[Directions for this task]: Arrange every line below as a JSON list of strings, with one string for each line and any blank lines left out.

[Record set start]

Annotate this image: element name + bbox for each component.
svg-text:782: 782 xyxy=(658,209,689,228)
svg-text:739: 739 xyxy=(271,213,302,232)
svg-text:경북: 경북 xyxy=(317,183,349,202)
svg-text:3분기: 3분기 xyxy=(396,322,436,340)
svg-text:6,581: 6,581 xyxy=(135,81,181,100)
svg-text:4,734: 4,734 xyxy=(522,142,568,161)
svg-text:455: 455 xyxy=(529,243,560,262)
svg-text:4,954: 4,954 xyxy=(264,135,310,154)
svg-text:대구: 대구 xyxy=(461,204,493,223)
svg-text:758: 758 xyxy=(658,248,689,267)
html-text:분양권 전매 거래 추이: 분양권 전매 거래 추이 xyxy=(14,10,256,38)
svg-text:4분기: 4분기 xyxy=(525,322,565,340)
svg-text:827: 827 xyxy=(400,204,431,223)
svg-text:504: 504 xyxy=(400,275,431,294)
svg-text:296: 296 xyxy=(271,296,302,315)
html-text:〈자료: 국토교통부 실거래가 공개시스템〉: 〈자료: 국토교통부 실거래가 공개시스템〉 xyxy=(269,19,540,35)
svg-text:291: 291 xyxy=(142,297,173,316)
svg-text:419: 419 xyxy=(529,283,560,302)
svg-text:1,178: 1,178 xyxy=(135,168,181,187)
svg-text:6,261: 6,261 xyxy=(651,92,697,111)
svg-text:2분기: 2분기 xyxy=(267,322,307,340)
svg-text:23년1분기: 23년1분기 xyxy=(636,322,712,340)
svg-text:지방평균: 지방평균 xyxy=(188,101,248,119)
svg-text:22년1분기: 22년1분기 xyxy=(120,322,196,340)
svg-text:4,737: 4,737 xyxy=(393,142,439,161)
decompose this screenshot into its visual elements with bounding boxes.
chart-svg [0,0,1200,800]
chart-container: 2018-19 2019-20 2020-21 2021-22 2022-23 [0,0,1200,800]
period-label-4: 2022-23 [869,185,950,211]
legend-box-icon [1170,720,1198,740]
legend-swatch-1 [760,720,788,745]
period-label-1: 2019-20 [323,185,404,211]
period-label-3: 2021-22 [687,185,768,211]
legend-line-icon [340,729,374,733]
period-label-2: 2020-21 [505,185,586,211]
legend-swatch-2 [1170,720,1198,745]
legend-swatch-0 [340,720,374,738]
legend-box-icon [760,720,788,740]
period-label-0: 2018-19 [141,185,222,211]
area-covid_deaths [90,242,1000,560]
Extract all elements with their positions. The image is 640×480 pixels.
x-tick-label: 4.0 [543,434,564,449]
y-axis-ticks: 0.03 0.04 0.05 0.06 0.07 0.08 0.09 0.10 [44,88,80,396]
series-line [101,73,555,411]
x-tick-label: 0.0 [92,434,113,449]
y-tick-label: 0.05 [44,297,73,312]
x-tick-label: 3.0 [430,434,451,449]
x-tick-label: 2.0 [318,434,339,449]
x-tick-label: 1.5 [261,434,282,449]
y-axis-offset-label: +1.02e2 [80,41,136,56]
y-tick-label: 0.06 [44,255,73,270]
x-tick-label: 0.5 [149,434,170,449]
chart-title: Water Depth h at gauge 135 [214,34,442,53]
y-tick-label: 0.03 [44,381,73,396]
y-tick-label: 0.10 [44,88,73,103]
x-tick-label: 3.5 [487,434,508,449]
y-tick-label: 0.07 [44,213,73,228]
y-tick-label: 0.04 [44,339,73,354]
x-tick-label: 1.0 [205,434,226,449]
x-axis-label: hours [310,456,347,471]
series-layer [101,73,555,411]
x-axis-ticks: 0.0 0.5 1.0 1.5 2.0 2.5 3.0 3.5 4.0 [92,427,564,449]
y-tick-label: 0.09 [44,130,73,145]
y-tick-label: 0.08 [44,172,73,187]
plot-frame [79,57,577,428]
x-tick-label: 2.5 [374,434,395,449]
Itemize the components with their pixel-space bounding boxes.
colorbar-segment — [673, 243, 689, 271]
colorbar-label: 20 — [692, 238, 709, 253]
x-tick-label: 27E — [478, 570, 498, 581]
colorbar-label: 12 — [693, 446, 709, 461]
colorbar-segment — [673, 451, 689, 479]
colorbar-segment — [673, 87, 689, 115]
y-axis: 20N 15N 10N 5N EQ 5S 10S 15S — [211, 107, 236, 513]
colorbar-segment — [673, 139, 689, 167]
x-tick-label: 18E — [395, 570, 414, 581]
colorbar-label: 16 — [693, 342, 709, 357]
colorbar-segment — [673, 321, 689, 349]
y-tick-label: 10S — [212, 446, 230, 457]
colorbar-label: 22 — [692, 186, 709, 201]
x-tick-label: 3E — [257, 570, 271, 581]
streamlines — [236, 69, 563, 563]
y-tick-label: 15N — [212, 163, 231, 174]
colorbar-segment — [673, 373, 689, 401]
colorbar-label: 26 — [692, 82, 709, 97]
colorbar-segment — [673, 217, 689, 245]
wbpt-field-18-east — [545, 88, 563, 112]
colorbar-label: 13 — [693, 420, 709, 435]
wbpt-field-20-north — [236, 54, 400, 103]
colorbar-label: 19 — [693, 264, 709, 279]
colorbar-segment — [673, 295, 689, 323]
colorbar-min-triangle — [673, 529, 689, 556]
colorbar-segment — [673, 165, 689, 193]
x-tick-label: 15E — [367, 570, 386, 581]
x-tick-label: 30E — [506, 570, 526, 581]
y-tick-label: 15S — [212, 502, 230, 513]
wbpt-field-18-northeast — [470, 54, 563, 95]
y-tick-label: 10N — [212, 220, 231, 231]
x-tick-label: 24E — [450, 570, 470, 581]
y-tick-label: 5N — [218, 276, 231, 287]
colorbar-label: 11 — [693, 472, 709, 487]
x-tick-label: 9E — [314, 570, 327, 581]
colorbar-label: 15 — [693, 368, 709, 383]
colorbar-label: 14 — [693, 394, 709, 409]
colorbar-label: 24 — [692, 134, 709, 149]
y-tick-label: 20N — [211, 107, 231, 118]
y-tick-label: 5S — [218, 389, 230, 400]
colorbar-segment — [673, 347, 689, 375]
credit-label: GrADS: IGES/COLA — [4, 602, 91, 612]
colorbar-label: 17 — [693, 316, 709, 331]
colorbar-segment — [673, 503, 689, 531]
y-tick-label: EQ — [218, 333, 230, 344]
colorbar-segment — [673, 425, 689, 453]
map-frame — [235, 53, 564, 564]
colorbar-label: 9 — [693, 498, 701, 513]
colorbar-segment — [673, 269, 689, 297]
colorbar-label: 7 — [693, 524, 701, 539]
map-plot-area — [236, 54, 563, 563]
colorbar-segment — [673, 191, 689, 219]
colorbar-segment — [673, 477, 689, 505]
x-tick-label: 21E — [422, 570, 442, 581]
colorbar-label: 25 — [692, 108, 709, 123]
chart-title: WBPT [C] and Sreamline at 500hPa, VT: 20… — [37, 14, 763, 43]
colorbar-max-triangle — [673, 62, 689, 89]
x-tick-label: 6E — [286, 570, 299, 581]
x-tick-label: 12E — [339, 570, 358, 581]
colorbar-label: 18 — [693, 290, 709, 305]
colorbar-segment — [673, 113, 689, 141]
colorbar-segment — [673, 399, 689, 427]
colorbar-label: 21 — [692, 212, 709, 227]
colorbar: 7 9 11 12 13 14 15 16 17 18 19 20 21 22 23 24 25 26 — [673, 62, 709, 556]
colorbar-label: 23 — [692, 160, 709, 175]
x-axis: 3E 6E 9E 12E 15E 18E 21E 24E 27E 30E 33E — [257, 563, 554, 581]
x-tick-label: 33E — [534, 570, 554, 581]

[Record set end]

[The reply]:
[
  "Annotate this image: element name + bbox for each component.",
  "svg-text:782: 782 xyxy=(658,209,689,228)",
  "svg-text:739: 739 xyxy=(271,213,302,232)",
  "svg-text:경북: 경북 xyxy=(317,183,349,202)",
  "svg-text:3분기: 3분기 xyxy=(396,322,436,340)",
  "svg-text:6,581: 6,581 xyxy=(135,81,181,100)",
  "svg-text:4,734: 4,734 xyxy=(522,142,568,161)",
  "svg-text:455: 455 xyxy=(529,243,560,262)",
  "svg-text:4,954: 4,954 xyxy=(264,135,310,154)",
  "svg-text:대구: 대구 xyxy=(461,204,493,223)",
  "svg-text:758: 758 xyxy=(658,248,689,267)",
  "html-text:분양권 전매 거래 추이: 분양권 전매 거래 추이 xyxy=(14,10,256,38)",
  "svg-text:4분기: 4분기 xyxy=(525,322,565,340)",
  "svg-text:827: 827 xyxy=(400,204,431,223)",
  "svg-text:504: 504 xyxy=(400,275,431,294)",
  "svg-text:296: 296 xyxy=(271,296,302,315)",
  "html-text:〈자료: 국토교통부 실거래가 공개시스템〉: 〈자료: 국토교통부 실거래가 공개시스템〉 xyxy=(269,19,540,35)",
  "svg-text:291: 291 xyxy=(142,297,173,316)",
  "svg-text:419: 419 xyxy=(529,283,560,302)",
  "svg-text:1,178: 1,178 xyxy=(135,168,181,187)",
  "svg-text:6,261: 6,261 xyxy=(651,92,697,111)",
  "svg-text:2분기: 2분기 xyxy=(267,322,307,340)",
  "svg-text:23년1분기: 23년1분기 xyxy=(636,322,712,340)",
  "svg-text:지방평균: 지방평균 xyxy=(188,101,248,119)",
  "svg-text:22년1분기: 22년1분기 xyxy=(120,322,196,340)",
  "svg-text:4,737: 4,737 xyxy=(393,142,439,161)",
  "decompose this screenshot into its visual elements with bounding boxes.",
  "chart-svg [0,0,1200,800]",
  "chart-container: 2018-19 2019-20 2020-21 2021-22 2022-23 [0,0,1200,800]",
  "period-label-4: 2022-23 [869,185,950,211]",
  "legend-box-icon [1170,720,1198,740]",
  "legend-swatch-1 [760,720,788,745]",
  "period-label-1: 2019-20 [323,185,404,211]",
  "period-label-3: 2021-22 [687,185,768,211]",
  "legend-line-icon [340,729,374,733]",
  "period-label-2: 2020-21 [505,185,586,211]",
  "legend-swatch-2 [1170,720,1198,745]",
  "legend-swatch-0 [340,720,374,738]",
  "legend-box-icon [760,720,788,740]",
  "period-label-0: 2018-19 [141,185,222,211]",
  "area-covid_deaths [90,242,1000,560]",
  "Extract all elements with their positions. The image is 640×480 pixels.",
  "x-tick-label: 4.0 [543,434,564,449]",
  "y-axis-ticks: 0.03 0.04 0.05 0.06 0.07 0.08 0.09 0.10 [44,88,80,396]",
  "series-line [101,73,555,411]",
  "x-tick-label: 0.0 [92,434,113,449]",
  "y-tick-label: 0.05 [44,297,73,312]",
  "x-tick-label: 3.0 [430,434,451,449]",
  "x-tick-label: 2.0 [318,434,339,449]",
  "x-tick-label: 1.5 [261,434,282,449]",
  "y-axis-offset-label: +1.02e2 [80,41,136,56]",
  "y-tick-label: 0.06 [44,255,73,270]",
  "x-tick-label: 0.5 [149,434,170,449]",
  "chart-title: Water Depth h at gauge 135 [214,34,442,53]",
  "y-tick-label: 0.03 [44,381,73,396]",
  "y-tick-label: 0.10 [44,88,73,103]",
  "x-tick-label: 3.5 [487,434,508,449]",
  "y-tick-label: 0.07 [44,213,73,228]",
  "y-tick-label: 0.04 [44,339,73,354]",
  "x-tick-label: 1.0 [205,434,226,449]",
  "x-axis-label: hours [310,456,347,471]",
  "series-layer [101,73,555,411]",
  "x-axis-ticks: 0.0 0.5 1.0 1.5 2.0 2.5 3.0 3.5 4.0 [92,427,564,449]",
  "y-tick-label: 0.09 [44,130,73,145]",
  "y-tick-label: 0.08 [44,172,73,187]",
  "plot-frame [79,57,577,428]",
  "x-tick-label: 2.5 [374,434,395,449]",
  "Itemize the components with their pixel-space bounding boxes.",
  "colorbar-segment — [673, 243, 689, 271]",
  "colorbar-label: 20 — [692, 238, 709, 253]",
  "x-tick-label: 27E — [478, 570, 498, 581]",
  "colorbar-label: 12 — [693, 446, 709, 461]",
  "colorbar-segment — [673, 451, 689, 479]",
  "colorbar-segment — [673, 87, 689, 115]",
  "y-axis: 20N 15N 10N 5N EQ 5S 10S 15S — [211, 107, 236, 513]",
  "colorbar-segment — [673, 139, 689, 167]",
  "x-tick-label: 18E — [395, 570, 414, 581]",
  "colorbar-label: 16 — [693, 342, 709, 357]",
  "colorbar-segment — [673, 321, 689, 349]",
  "y-tick-label: 10S — [212, 446, 230, 457]",
  "colorbar-label: 22 — [692, 186, 709, 201]",
  "x-tick-label: 3E — [257, 570, 271, 581]",
  "streamlines — [236, 69, 563, 563]",
  "y-tick-label: 15N — [212, 163, 231, 174]",
  "colorbar-segment — [673, 373, 689, 401]",
  "colorbar-label: 26 — [692, 82, 709, 97]",
  "colorbar-segment — [673, 217, 689, 245]",
  "wbpt-field-18-east — [545, 88, 563, 112]",
  "colorbar-label: 13 — [693, 420, 709, 435]",
  "wbpt-field-20-north — [236, 54, 400, 103]",
  "colorbar-label: 19 — [693, 264, 709, 279]",
  "colorbar-segment — [673, 295, 689, 323]",
  "colorbar-min-triangle — [673, 529, 689, 556]",
  "colorbar-segment — [673, 165, 689, 193]",
  "x-tick-label: 15E — [367, 570, 386, 581]",
  "x-tick-label: 30E — [506, 570, 526, 581]",
  "y-tick-label: 15S — [212, 502, 230, 513]",
  "wbpt-field-18-northeast — [470, 54, 563, 95]",
  "y-tick-label: 10N — [212, 220, 231, 231]",
  "x-tick-label: 24E — [450, 570, 470, 581]",
  "y-tick-label: 5N — [218, 276, 231, 287]",
  "colorbar-label: 11 — [693, 472, 709, 487]",
  "x-tick-label: 9E — [314, 570, 327, 581]",
  "colorbar-label: 15 — [693, 368, 709, 383]",
  "colorbar-label: 14 — [693, 394, 709, 409]",
  "colorbar-label: 24 — [692, 134, 709, 149]",
  "y-tick-label: 20N — [211, 107, 231, 118]",
  "y-tick-label: 5S — [218, 389, 230, 400]",
  "colorbar-segment — [673, 347, 689, 375]",
  "credit-label: GrADS: IGES/COLA — [4, 602, 91, 612]",
  "colorbar-label: 17 — [693, 316, 709, 331]",
  "colorbar-segment — [673, 503, 689, 531]",
  "y-tick-label: EQ — [218, 333, 230, 344]",
  "colorbar-segment — [673, 425, 689, 453]",
  "map-frame — [235, 53, 564, 564]",
  "colorbar-label: 9 — [693, 498, 701, 513]",
  "colorbar-segment — [673, 269, 689, 297]",
  "colorbar-label: 7 — [693, 524, 701, 539]",
  "map-plot-area — [236, 54, 563, 563]",
  "colorbar-segment — [673, 191, 689, 219]",
  "colorbar-segment — [673, 477, 689, 505]",
  "x-tick-label: 21E — [422, 570, 442, 581]",
  "colorbar-label: 25 — [692, 108, 709, 123]",
  "chart-title: WBPT [C] and Sreamline at 500hPa, VT: 20… — [37, 14, 763, 43]",
  "colorbar-max-triangle — [673, 62, 689, 89]",
  "x-tick-label: 6E — [286, 570, 299, 581]",
  "x-tick-label: 12E — [339, 570, 358, 581]",
  "colorbar-label: 18 — [693, 290, 709, 305]",
  "colorbar-segment — [673, 113, 689, 141]",
  "colorbar-segment — [673, 399, 689, 427]",
  "colorbar-label: 21 — [692, 212, 709, 227]",
  "colorbar: 7 9 11 12 13 14 15 16 17 18 19 20 21 22 23 24 25 26 — [673, 62, 709, 556]",
  "colorbar-label: 23 — [692, 160, 709, 175]",
  "x-axis: 3E 6E 9E 12E 15E 18E 21E 24E 27E 30E 33E — [257, 563, 554, 581]",
  "x-tick-label: 33E — [534, 570, 554, 581]"
]